_The problem_. Using the records below, locate all lines containing "Flow" and return them.

[BEGIN Dataset records]

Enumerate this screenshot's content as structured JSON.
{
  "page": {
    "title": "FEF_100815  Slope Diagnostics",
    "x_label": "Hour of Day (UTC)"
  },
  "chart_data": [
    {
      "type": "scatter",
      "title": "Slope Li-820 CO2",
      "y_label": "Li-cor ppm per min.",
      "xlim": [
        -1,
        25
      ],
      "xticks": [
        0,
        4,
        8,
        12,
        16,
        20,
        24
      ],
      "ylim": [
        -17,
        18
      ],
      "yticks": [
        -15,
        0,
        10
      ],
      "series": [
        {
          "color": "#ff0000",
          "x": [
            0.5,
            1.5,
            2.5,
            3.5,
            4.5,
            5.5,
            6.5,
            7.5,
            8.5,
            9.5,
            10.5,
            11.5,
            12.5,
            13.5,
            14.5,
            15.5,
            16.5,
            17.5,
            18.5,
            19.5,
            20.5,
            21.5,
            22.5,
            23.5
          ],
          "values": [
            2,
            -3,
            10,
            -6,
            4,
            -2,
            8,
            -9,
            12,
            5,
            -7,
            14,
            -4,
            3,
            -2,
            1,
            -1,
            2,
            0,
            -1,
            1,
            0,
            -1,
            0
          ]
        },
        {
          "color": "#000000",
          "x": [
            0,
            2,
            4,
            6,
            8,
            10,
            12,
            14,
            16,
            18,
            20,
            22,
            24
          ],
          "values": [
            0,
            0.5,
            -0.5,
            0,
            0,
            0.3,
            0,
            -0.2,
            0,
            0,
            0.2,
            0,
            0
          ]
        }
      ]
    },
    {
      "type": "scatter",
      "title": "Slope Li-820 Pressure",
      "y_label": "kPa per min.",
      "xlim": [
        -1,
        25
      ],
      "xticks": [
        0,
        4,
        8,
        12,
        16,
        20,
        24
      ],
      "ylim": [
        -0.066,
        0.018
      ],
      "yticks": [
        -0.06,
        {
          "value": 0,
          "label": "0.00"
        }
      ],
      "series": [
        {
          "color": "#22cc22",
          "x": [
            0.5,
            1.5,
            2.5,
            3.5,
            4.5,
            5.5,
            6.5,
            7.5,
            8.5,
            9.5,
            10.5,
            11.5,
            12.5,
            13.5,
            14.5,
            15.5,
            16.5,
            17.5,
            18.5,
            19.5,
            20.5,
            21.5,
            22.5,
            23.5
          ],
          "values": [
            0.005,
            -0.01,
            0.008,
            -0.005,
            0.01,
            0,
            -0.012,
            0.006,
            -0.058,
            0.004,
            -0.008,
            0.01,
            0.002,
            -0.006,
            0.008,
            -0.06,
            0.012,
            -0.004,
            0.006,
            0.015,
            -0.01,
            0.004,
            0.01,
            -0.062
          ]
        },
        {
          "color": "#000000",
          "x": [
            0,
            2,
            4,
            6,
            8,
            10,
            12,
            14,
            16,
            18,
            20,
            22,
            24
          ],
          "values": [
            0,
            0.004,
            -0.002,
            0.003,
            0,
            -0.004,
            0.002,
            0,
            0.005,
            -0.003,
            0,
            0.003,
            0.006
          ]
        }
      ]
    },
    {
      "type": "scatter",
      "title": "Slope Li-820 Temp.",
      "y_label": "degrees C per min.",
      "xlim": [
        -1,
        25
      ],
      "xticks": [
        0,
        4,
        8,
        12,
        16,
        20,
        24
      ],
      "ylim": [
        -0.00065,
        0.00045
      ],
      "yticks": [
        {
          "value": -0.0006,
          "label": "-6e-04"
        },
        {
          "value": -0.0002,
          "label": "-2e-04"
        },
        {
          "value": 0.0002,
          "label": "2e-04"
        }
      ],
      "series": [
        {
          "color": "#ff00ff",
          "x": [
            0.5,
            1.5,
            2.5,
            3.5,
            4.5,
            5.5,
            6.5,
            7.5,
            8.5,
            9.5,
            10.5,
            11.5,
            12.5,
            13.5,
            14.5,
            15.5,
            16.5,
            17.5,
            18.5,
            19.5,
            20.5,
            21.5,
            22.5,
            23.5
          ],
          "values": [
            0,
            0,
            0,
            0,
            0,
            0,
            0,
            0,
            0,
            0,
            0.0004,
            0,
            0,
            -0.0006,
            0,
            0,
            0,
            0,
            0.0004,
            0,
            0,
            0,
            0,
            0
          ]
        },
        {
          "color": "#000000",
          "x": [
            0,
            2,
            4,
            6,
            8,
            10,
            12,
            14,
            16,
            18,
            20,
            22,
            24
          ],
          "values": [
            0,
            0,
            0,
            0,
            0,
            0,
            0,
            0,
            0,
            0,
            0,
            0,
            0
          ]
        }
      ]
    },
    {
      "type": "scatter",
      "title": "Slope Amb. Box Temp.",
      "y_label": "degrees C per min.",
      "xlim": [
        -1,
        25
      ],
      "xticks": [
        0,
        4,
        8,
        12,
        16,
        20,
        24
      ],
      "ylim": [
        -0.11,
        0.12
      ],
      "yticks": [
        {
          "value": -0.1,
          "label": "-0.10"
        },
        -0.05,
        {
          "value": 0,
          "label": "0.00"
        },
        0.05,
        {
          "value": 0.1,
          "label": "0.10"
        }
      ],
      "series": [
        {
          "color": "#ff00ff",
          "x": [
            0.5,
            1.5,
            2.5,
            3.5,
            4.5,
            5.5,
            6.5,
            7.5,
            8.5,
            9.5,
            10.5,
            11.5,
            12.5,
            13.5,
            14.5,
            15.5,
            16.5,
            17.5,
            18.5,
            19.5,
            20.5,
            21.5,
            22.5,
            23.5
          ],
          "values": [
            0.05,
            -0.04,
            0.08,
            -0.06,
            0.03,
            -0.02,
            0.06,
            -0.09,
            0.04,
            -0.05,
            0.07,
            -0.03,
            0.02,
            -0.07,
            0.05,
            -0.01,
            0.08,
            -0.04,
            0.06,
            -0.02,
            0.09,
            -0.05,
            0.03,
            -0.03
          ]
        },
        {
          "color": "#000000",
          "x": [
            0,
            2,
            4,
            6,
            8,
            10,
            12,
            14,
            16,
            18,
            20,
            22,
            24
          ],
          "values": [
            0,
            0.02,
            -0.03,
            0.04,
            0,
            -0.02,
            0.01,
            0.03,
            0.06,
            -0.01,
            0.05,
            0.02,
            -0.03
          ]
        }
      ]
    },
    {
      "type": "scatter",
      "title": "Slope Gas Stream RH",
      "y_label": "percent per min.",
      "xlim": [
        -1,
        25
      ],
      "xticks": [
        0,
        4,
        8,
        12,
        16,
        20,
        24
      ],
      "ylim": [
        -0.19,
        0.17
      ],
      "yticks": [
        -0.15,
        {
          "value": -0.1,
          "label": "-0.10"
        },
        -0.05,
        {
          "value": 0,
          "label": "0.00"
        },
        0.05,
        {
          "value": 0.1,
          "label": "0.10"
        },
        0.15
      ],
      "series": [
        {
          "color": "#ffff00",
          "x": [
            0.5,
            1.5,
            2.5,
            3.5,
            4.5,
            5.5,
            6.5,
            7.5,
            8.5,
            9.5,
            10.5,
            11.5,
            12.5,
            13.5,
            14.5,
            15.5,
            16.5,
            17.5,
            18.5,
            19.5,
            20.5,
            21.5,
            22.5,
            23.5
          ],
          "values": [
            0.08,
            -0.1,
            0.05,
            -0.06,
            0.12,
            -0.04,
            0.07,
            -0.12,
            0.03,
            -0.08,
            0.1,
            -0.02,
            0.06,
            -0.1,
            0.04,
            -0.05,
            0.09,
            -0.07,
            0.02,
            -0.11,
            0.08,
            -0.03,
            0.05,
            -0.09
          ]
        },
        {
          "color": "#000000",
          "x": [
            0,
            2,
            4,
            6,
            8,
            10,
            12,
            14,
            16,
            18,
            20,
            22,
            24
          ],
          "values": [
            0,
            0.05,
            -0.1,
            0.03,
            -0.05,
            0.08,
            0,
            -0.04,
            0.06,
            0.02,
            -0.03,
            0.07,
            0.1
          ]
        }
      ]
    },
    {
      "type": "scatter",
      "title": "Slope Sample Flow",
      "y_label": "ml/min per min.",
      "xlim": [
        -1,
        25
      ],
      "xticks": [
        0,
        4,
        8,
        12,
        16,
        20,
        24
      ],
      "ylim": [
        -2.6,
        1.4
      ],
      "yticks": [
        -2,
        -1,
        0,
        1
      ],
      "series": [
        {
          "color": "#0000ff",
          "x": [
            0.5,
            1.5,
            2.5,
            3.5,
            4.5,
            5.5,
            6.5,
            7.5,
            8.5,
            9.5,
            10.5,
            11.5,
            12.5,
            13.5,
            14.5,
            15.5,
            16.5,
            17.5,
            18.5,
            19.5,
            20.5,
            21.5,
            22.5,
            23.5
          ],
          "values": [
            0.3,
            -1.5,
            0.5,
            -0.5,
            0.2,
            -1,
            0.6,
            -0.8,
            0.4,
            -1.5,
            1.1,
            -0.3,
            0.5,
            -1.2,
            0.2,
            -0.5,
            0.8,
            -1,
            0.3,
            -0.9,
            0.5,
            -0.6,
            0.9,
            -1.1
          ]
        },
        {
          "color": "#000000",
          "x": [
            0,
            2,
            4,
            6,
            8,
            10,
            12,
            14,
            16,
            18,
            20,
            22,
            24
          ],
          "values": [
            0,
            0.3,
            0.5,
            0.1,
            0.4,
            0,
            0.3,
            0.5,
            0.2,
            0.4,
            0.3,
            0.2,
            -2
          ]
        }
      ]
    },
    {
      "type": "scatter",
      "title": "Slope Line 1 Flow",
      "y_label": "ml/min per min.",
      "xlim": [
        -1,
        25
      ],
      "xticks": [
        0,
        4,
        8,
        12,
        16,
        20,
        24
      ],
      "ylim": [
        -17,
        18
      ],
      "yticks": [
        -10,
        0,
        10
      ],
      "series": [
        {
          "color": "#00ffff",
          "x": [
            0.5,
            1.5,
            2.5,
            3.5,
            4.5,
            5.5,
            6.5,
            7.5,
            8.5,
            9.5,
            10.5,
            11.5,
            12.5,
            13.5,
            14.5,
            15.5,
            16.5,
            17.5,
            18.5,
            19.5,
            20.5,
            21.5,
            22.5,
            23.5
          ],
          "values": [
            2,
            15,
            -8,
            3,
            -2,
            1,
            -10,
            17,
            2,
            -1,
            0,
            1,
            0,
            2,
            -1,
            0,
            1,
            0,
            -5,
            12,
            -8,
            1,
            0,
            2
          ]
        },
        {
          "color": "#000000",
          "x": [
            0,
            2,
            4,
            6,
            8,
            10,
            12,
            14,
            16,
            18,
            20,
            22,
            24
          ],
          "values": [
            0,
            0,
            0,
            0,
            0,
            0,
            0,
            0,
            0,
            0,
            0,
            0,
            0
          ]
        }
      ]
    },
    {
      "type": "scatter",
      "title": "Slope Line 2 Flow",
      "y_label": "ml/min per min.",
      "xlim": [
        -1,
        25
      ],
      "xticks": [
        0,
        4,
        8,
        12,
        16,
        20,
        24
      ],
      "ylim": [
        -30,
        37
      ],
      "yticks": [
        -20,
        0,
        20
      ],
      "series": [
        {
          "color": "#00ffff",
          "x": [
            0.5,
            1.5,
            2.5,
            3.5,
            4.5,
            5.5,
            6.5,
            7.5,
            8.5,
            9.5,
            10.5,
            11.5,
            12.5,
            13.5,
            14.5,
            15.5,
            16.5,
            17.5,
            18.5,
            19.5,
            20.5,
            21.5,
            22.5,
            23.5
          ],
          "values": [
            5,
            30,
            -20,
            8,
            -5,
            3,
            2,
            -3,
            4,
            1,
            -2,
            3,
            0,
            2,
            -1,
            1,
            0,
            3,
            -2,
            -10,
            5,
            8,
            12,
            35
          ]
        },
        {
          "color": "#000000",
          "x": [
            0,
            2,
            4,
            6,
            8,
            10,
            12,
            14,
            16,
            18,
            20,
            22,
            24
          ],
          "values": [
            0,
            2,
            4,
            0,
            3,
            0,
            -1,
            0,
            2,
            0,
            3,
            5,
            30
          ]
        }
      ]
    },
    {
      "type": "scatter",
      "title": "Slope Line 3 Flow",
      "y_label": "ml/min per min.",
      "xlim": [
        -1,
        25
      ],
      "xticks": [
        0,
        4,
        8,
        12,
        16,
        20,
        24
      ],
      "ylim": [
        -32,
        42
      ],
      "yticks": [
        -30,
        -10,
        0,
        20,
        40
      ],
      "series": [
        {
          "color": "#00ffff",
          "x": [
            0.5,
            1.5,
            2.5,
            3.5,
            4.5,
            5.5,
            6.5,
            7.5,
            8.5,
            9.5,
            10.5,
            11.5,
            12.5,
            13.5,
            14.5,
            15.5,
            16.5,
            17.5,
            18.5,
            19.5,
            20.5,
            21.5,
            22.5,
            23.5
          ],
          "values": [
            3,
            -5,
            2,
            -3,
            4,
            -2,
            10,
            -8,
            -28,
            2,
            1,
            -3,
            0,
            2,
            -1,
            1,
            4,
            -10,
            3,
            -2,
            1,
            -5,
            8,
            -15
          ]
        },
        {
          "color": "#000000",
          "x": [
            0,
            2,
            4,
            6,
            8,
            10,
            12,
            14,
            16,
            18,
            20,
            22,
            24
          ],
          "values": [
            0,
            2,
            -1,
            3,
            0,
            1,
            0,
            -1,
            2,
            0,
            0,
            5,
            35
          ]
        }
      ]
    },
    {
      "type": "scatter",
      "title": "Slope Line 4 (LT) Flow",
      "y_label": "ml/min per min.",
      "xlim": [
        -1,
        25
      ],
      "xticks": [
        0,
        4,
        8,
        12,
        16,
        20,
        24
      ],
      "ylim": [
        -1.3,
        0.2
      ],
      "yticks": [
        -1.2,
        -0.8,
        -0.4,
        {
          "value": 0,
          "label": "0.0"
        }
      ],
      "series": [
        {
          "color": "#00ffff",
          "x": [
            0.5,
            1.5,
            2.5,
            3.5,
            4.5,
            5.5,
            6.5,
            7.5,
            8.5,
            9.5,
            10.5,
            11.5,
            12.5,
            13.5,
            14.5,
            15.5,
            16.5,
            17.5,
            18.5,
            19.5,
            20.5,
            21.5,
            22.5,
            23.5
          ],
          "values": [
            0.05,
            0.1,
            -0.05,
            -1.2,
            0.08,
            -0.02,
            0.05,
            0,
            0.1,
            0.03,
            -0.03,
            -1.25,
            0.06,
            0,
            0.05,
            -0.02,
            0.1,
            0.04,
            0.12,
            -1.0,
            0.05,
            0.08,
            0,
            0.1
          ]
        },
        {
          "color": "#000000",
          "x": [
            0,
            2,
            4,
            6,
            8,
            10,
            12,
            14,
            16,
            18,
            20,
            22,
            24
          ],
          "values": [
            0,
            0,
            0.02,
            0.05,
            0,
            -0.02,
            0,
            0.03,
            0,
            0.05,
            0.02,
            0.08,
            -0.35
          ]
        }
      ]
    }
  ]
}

[END Dataset records]

_Solution for this task_.
      "title": "Slope Sample Flow",
      "title": "Slope Line 1 Flow",
      "title": "Slope Line 2 Flow",
      "title": "Slope Line 3 Flow",
      "title": "Slope Line 4 (LT) Flow",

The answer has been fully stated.